### [Required task]
Print all of the lines exactly. Any picture among them stays out.

### [Task inputs]
:::
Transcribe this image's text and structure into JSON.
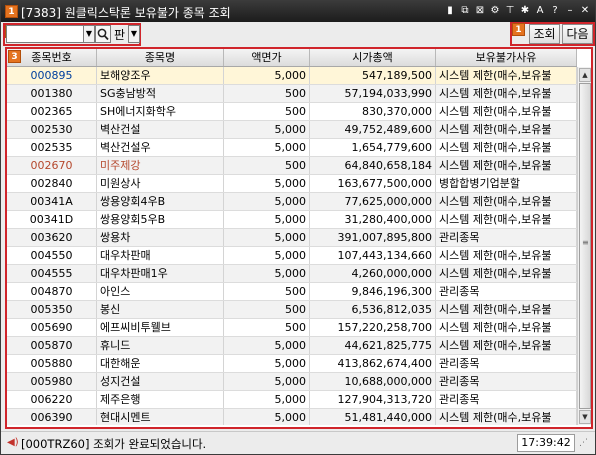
{
  "window": {
    "badge": "1",
    "title": "[7383] 원클릭스탁론 보유불가 종목 조회",
    "icons": [
      "card-icon",
      "copy-icon",
      "grid-icon",
      "settings-icon",
      "pin-icon",
      "tools-icon",
      "font-size-icon",
      "help-icon",
      "minimize-icon",
      "close-icon"
    ]
  },
  "toolbar": {
    "badge_left": "2",
    "badge_right": "1",
    "code_value": "",
    "pan_label": "판",
    "query_label": "조회",
    "next_label": "다음"
  },
  "grid": {
    "badge": "3",
    "columns": [
      "종목번호",
      "종목명",
      "액면가",
      "시가총액",
      "보유불가사유"
    ],
    "rows": [
      [
        "000895",
        "보해양조우",
        "5,000",
        "547,189,500",
        "시스템 제한(매수,보유불"
      ],
      [
        "001380",
        "SG충남방적",
        "500",
        "57,194,033,990",
        "시스템 제한(매수,보유불"
      ],
      [
        "002365",
        "SH에너지화학우",
        "500",
        "830,370,000",
        "시스템 제한(매수,보유불"
      ],
      [
        "002530",
        "벽산건설",
        "5,000",
        "49,752,489,600",
        "시스템 제한(매수,보유불"
      ],
      [
        "002535",
        "벽산건설우",
        "5,000",
        "1,654,779,600",
        "시스템 제한(매수,보유불"
      ],
      [
        "002670",
        "미주제강",
        "500",
        "64,840,658,184",
        "시스템 제한(매수,보유불"
      ],
      [
        "002840",
        "미원상사",
        "5,000",
        "163,677,500,000",
        "병합합병기업분할"
      ],
      [
        "00341A",
        "쌍용양회4우B",
        "5,000",
        "77,625,000,000",
        "시스템 제한(매수,보유불"
      ],
      [
        "00341D",
        "쌍용양회5우B",
        "5,000",
        "31,280,400,000",
        "시스템 제한(매수,보유불"
      ],
      [
        "003620",
        "쌍용차",
        "5,000",
        "391,007,895,800",
        "관리종목"
      ],
      [
        "004550",
        "대우차판매",
        "5,000",
        "107,443,134,660",
        "시스템 제한(매수,보유불"
      ],
      [
        "004555",
        "대우차판매1우",
        "5,000",
        "4,260,000,000",
        "시스템 제한(매수,보유불"
      ],
      [
        "004870",
        "아인스",
        "500",
        "9,846,196,300",
        "관리종목"
      ],
      [
        "005350",
        "봉신",
        "500",
        "6,536,812,035",
        "시스템 제한(매수,보유불"
      ],
      [
        "005690",
        "에프씨비투웰브",
        "500",
        "157,220,258,700",
        "시스템 제한(매수,보유불"
      ],
      [
        "005870",
        "휴니드",
        "5,000",
        "44,621,825,775",
        "시스템 제한(매수,보유불"
      ],
      [
        "005880",
        "대한해운",
        "5,000",
        "413,862,674,400",
        "관리종목"
      ],
      [
        "005980",
        "성지건설",
        "5,000",
        "10,688,000,000",
        "관리종목"
      ],
      [
        "006220",
        "제주은행",
        "5,000",
        "127,904,313,720",
        "관리종목"
      ],
      [
        "006390",
        "현대시멘트",
        "5,000",
        "51,481,440,000",
        "시스템 제한(매수,보유불"
      ]
    ],
    "selected_row": 0,
    "highlighted_row": 5,
    "colors": {
      "selected_bg": "#fff6d8",
      "highlight_text": "#b5482d",
      "frame_red": "#d0252b",
      "badge_orange": "#e4731f"
    }
  },
  "status": {
    "message": "[000TRZ60] 조회가 완료되었습니다.",
    "time": "17:39:42"
  }
}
:::
### [Result]
Transcribe this image's text and structure into JSON.
{
  "window": {
    "badge": "1",
    "title": "[7383] 원클릭스탁론 보유불가 종목 조회",
    "icons": [
      "card-icon",
      "copy-icon",
      "grid-icon",
      "settings-icon",
      "pin-icon",
      "tools-icon",
      "font-size-icon",
      "help-icon",
      "minimize-icon",
      "close-icon"
    ]
  },
  "toolbar": {
    "badge_left": "2",
    "badge_right": "1",
    "code_value": "",
    "pan_label": "판",
    "query_label": "조회",
    "next_label": "다음"
  },
  "grid": {
    "badge": "3",
    "columns": [
      "종목번호",
      "종목명",
      "액면가",
      "시가총액",
      "보유불가사유"
    ],
    "rows": [
      [
        "000895",
        "보해양조우",
        "5,000",
        "547,189,500",
        "시스템 제한(매수,보유불"
      ],
      [
        "001380",
        "SG충남방적",
        "500",
        "57,194,033,990",
        "시스템 제한(매수,보유불"
      ],
      [
        "002365",
        "SH에너지화학우",
        "500",
        "830,370,000",
        "시스템 제한(매수,보유불"
      ],
      [
        "002530",
        "벽산건설",
        "5,000",
        "49,752,489,600",
        "시스템 제한(매수,보유불"
      ],
      [
        "002535",
        "벽산건설우",
        "5,000",
        "1,654,779,600",
        "시스템 제한(매수,보유불"
      ],
      [
        "002670",
        "미주제강",
        "500",
        "64,840,658,184",
        "시스템 제한(매수,보유불"
      ],
      [
        "002840",
        "미원상사",
        "5,000",
        "163,677,500,000",
        "병합합병기업분할"
      ],
      [
        "00341A",
        "쌍용양회4우B",
        "5,000",
        "77,625,000,000",
        "시스템 제한(매수,보유불"
      ],
      [
        "00341D",
        "쌍용양회5우B",
        "5,000",
        "31,280,400,000",
        "시스템 제한(매수,보유불"
      ],
      [
        "003620",
        "쌍용차",
        "5,000",
        "391,007,895,800",
        "관리종목"
      ],
      [
        "004550",
        "대우차판매",
        "5,000",
        "107,443,134,660",
        "시스템 제한(매수,보유불"
      ],
      [
        "004555",
        "대우차판매1우",
        "5,000",
        "4,260,000,000",
        "시스템 제한(매수,보유불"
      ],
      [
        "004870",
        "아인스",
        "500",
        "9,846,196,300",
        "관리종목"
      ],
      [
        "005350",
        "봉신",
        "500",
        "6,536,812,035",
        "시스템 제한(매수,보유불"
      ],
      [
        "005690",
        "에프씨비투웰브",
        "500",
        "157,220,258,700",
        "시스템 제한(매수,보유불"
      ],
      [
        "005870",
        "휴니드",
        "5,000",
        "44,621,825,775",
        "시스템 제한(매수,보유불"
      ],
      [
        "005880",
        "대한해운",
        "5,000",
        "413,862,674,400",
        "관리종목"
      ],
      [
        "005980",
        "성지건설",
        "5,000",
        "10,688,000,000",
        "관리종목"
      ],
      [
        "006220",
        "제주은행",
        "5,000",
        "127,904,313,720",
        "관리종목"
      ],
      [
        "006390",
        "현대시멘트",
        "5,000",
        "51,481,440,000",
        "시스템 제한(매수,보유불"
      ]
    ],
    "selected_row": 0,
    "highlighted_row": 5,
    "colors": {
      "selected_bg": "#fff6d8",
      "highlight_text": "#b5482d",
      "frame_red": "#d0252b",
      "badge_orange": "#e4731f"
    }
  },
  "status": {
    "message": "[000TRZ60] 조회가 완료되었습니다.",
    "time": "17:39:42"
  }
}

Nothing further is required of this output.